Extracted data:
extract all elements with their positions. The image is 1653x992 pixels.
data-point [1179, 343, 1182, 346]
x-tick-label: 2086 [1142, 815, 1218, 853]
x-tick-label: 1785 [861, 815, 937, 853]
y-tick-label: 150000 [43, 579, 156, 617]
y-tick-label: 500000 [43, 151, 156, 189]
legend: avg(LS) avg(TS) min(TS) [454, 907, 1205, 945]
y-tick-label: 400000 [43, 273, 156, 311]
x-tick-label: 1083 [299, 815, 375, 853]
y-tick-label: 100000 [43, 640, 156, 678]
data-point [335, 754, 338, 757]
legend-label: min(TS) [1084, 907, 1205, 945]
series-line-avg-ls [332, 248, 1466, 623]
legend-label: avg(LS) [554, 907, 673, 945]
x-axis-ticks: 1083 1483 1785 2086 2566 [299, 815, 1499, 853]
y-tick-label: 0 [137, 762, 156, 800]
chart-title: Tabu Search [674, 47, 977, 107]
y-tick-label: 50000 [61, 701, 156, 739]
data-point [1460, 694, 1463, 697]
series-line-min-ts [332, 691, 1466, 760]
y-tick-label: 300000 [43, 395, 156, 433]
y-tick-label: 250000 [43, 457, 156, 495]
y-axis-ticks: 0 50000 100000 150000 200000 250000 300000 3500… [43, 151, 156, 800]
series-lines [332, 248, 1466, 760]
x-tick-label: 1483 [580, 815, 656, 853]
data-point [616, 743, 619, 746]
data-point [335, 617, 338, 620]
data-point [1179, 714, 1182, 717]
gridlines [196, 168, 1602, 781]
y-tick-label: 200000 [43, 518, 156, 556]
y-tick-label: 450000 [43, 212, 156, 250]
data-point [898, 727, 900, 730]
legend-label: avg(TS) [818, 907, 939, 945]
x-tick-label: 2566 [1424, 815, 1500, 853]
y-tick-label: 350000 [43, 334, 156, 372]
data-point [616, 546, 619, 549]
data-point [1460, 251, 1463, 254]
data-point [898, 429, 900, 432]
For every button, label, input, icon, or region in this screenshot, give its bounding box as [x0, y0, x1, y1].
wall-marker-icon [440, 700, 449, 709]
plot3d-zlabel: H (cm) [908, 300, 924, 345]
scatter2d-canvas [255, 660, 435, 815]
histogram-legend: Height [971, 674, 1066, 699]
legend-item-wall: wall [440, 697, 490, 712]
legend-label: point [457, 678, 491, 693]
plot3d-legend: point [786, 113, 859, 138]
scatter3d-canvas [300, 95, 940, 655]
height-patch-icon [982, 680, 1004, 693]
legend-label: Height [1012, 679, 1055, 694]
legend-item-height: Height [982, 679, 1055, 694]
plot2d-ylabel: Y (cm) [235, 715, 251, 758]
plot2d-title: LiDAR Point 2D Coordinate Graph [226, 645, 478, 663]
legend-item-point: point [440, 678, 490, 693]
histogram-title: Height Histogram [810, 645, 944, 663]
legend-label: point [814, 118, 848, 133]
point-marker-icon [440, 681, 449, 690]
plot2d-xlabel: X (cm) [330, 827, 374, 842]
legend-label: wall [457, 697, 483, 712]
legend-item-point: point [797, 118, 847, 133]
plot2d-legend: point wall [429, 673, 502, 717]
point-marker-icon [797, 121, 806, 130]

Exercise objective: Update the rows above so that every "legend-label" becomes "legend-text", and leave everything else unchanged.

Solution below:
extract all elements with their positions. The image is 1653x992 pixels.
data-point [1179, 343, 1182, 346]
x-tick-label: 2086 [1142, 815, 1218, 853]
x-tick-label: 1785 [861, 815, 937, 853]
y-tick-label: 150000 [43, 579, 156, 617]
y-tick-label: 500000 [43, 151, 156, 189]
legend: avg(LS) avg(TS) min(TS) [454, 907, 1205, 945]
y-tick-label: 400000 [43, 273, 156, 311]
x-tick-label: 1083 [299, 815, 375, 853]
y-tick-label: 100000 [43, 640, 156, 678]
data-point [335, 754, 338, 757]
legend-text: min(TS) [1084, 907, 1205, 945]
series-line-avg-ls [332, 248, 1466, 623]
legend-text: avg(LS) [554, 907, 673, 945]
x-axis-ticks: 1083 1483 1785 2086 2566 [299, 815, 1499, 853]
y-tick-label: 0 [137, 762, 156, 800]
chart-title: Tabu Search [674, 47, 977, 107]
y-tick-label: 50000 [61, 701, 156, 739]
data-point [1460, 694, 1463, 697]
series-line-min-ts [332, 691, 1466, 760]
y-tick-label: 300000 [43, 395, 156, 433]
y-tick-label: 250000 [43, 457, 156, 495]
y-axis-ticks: 0 50000 100000 150000 200000 250000 300000 3500… [43, 151, 156, 800]
series-lines [332, 248, 1466, 760]
x-tick-label: 1483 [580, 815, 656, 853]
data-point [616, 743, 619, 746]
data-point [335, 617, 338, 620]
data-point [1179, 714, 1182, 717]
gridlines [196, 168, 1602, 781]
y-tick-label: 200000 [43, 518, 156, 556]
y-tick-label: 450000 [43, 212, 156, 250]
data-point [898, 727, 900, 730]
legend-text: avg(TS) [818, 907, 939, 945]
x-tick-label: 2566 [1424, 815, 1500, 853]
y-tick-label: 350000 [43, 334, 156, 372]
data-point [616, 546, 619, 549]
data-point [1460, 251, 1463, 254]
data-point [898, 429, 900, 432]
For every button, label, input, icon, or region in this screenshot, give its bounding box as [x0, y0, x1, y1].
wall-marker-icon [440, 700, 449, 709]
plot3d-zlabel: H (cm) [908, 300, 924, 345]
scatter2d-canvas [255, 660, 435, 815]
histogram-legend: Height [971, 674, 1066, 699]
legend-item-wall: wall [440, 697, 490, 712]
legend-text: point [457, 678, 491, 693]
plot3d-legend: point [786, 113, 859, 138]
scatter3d-canvas [300, 95, 940, 655]
height-patch-icon [982, 680, 1004, 693]
legend-text: Height [1012, 679, 1055, 694]
legend-item-height: Height [982, 679, 1055, 694]
plot2d-ylabel: Y (cm) [235, 715, 251, 758]
plot2d-title: LiDAR Point 2D Coordinate Graph [226, 645, 478, 663]
legend-item-point: point [440, 678, 490, 693]
histogram-title: Height Histogram [810, 645, 944, 663]
legend-text: point [814, 118, 848, 133]
point-marker-icon [440, 681, 449, 690]
plot2d-xlabel: X (cm) [330, 827, 374, 842]
legend-text: wall [457, 697, 483, 712]
legend-item-point: point [797, 118, 847, 133]
plot2d-legend: point wall [429, 673, 502, 717]
point-marker-icon [797, 121, 806, 130]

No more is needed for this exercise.